• Task brief: Reproduce each line of the material exactly, minus any picture.

☆ ☆ ☆ ☆ ☆

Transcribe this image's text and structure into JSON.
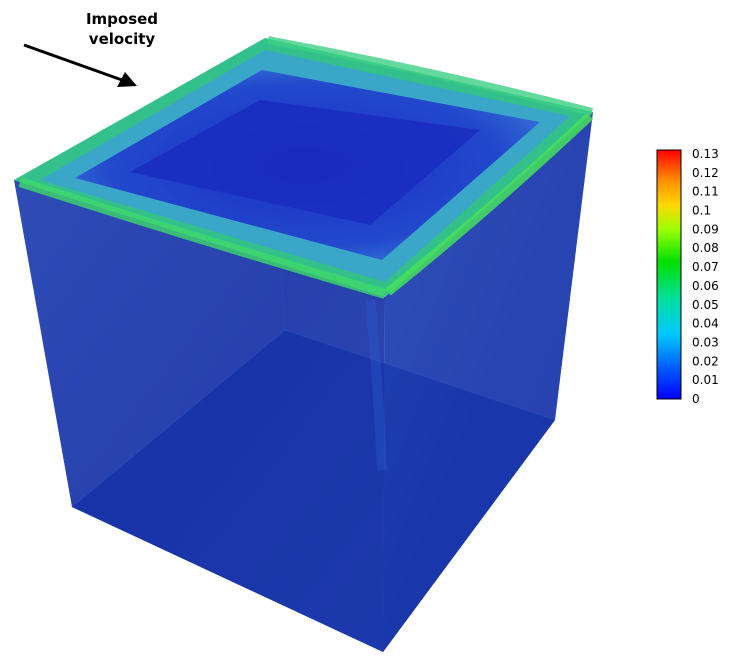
{
  "annotation": {
    "line1": "Imposed",
    "line2": "velocity"
  },
  "colorbar": {
    "tick_labels": [
      "0.13",
      "0.12",
      "0.11",
      "0.1",
      "0.09",
      "0.08",
      "0.07",
      "0.06",
      "0.05",
      "0.04",
      "0.03",
      "0.02",
      "0.01",
      "0"
    ],
    "min": 0,
    "max": 0.13,
    "colors": [
      "#ff0000",
      "#ff8c00",
      "#ffd700",
      "#9aff00",
      "#00e000",
      "#00e0a0",
      "#00c8ff",
      "#0060ff",
      "#0000ff"
    ]
  },
  "colors": {
    "top_face_low": "#1a33c8",
    "top_face_high": "#38d07a",
    "side_faces": "#1630a8"
  }
}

☆ ☆ ☆ ☆ ☆

• Complete output:
Transcribe this image's text and structure into JSON.
{
  "annotation": {
    "line1": "Imposed",
    "line2": "velocity"
  },
  "colorbar": {
    "tick_labels": [
      "0.13",
      "0.12",
      "0.11",
      "0.1",
      "0.09",
      "0.08",
      "0.07",
      "0.06",
      "0.05",
      "0.04",
      "0.03",
      "0.02",
      "0.01",
      "0"
    ],
    "min": 0,
    "max": 0.13,
    "colors": [
      "#ff0000",
      "#ff8c00",
      "#ffd700",
      "#9aff00",
      "#00e000",
      "#00e0a0",
      "#00c8ff",
      "#0060ff",
      "#0000ff"
    ]
  },
  "colors": {
    "top_face_low": "#1a33c8",
    "top_face_high": "#38d07a",
    "side_faces": "#1630a8"
  }
}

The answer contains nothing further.